**Goal of the exercise**
Check each line of the material below, and copy it if it holds the string "this".

(Items from a figure collection)
╭──
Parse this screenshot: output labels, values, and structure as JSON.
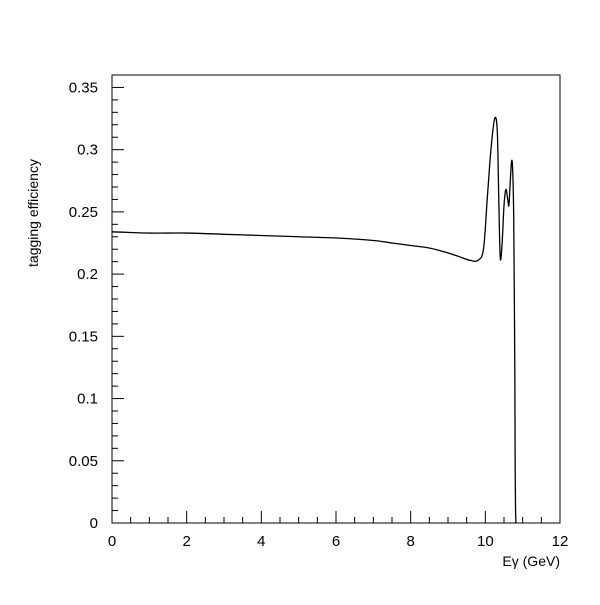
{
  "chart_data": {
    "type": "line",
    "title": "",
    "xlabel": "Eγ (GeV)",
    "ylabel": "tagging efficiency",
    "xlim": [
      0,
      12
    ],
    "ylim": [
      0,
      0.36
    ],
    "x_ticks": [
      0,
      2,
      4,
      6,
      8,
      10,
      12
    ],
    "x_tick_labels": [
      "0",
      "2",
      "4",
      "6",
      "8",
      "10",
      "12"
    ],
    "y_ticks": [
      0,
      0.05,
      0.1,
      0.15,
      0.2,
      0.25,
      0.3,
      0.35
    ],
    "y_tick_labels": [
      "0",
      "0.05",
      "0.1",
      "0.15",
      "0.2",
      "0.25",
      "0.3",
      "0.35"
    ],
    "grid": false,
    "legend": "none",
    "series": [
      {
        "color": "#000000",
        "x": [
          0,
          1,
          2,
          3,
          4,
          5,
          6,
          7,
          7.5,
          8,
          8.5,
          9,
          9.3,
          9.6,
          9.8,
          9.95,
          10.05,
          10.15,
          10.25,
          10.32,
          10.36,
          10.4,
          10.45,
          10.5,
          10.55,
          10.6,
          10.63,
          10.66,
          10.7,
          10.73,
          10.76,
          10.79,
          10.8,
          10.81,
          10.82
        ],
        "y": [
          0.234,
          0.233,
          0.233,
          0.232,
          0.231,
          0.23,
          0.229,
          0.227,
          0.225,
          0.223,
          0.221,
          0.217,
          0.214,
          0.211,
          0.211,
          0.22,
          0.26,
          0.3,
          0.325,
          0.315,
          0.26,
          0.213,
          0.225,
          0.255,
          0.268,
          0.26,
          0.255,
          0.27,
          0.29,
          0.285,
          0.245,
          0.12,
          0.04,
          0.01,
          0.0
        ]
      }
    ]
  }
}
╰──
╭──
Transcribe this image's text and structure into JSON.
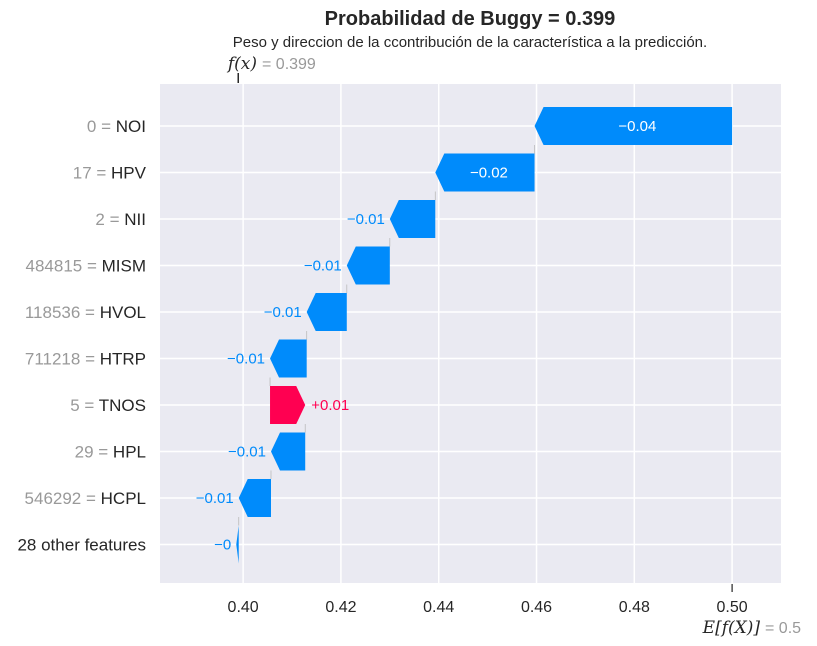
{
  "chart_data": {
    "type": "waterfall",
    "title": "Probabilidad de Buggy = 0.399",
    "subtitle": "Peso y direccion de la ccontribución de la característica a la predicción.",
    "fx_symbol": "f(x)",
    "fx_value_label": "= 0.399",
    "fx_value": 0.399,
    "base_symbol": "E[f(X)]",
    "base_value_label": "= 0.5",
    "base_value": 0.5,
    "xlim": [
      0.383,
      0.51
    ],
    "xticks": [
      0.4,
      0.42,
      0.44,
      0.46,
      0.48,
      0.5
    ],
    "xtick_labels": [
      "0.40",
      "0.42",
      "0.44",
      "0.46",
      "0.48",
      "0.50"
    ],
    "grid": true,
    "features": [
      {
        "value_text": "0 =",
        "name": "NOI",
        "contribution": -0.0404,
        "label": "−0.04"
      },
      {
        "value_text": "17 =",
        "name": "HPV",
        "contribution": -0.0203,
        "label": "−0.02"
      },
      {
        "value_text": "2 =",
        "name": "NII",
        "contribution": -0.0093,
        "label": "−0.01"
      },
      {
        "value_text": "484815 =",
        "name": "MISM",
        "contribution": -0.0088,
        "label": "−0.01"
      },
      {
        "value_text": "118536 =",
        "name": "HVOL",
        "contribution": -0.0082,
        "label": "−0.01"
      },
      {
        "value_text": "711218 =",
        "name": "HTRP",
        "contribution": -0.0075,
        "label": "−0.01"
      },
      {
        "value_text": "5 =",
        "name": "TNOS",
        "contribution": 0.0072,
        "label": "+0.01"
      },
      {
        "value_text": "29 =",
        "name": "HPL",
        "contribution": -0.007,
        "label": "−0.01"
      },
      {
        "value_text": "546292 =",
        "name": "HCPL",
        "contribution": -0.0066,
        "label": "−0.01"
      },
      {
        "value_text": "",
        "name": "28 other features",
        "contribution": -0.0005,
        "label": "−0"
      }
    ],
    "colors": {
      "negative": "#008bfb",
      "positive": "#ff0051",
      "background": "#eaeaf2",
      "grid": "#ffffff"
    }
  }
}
╰──
**Task solution**
Parse this screenshot: output labels, values, and structure as JSON.
Transcribe this image's text and structure into JSON.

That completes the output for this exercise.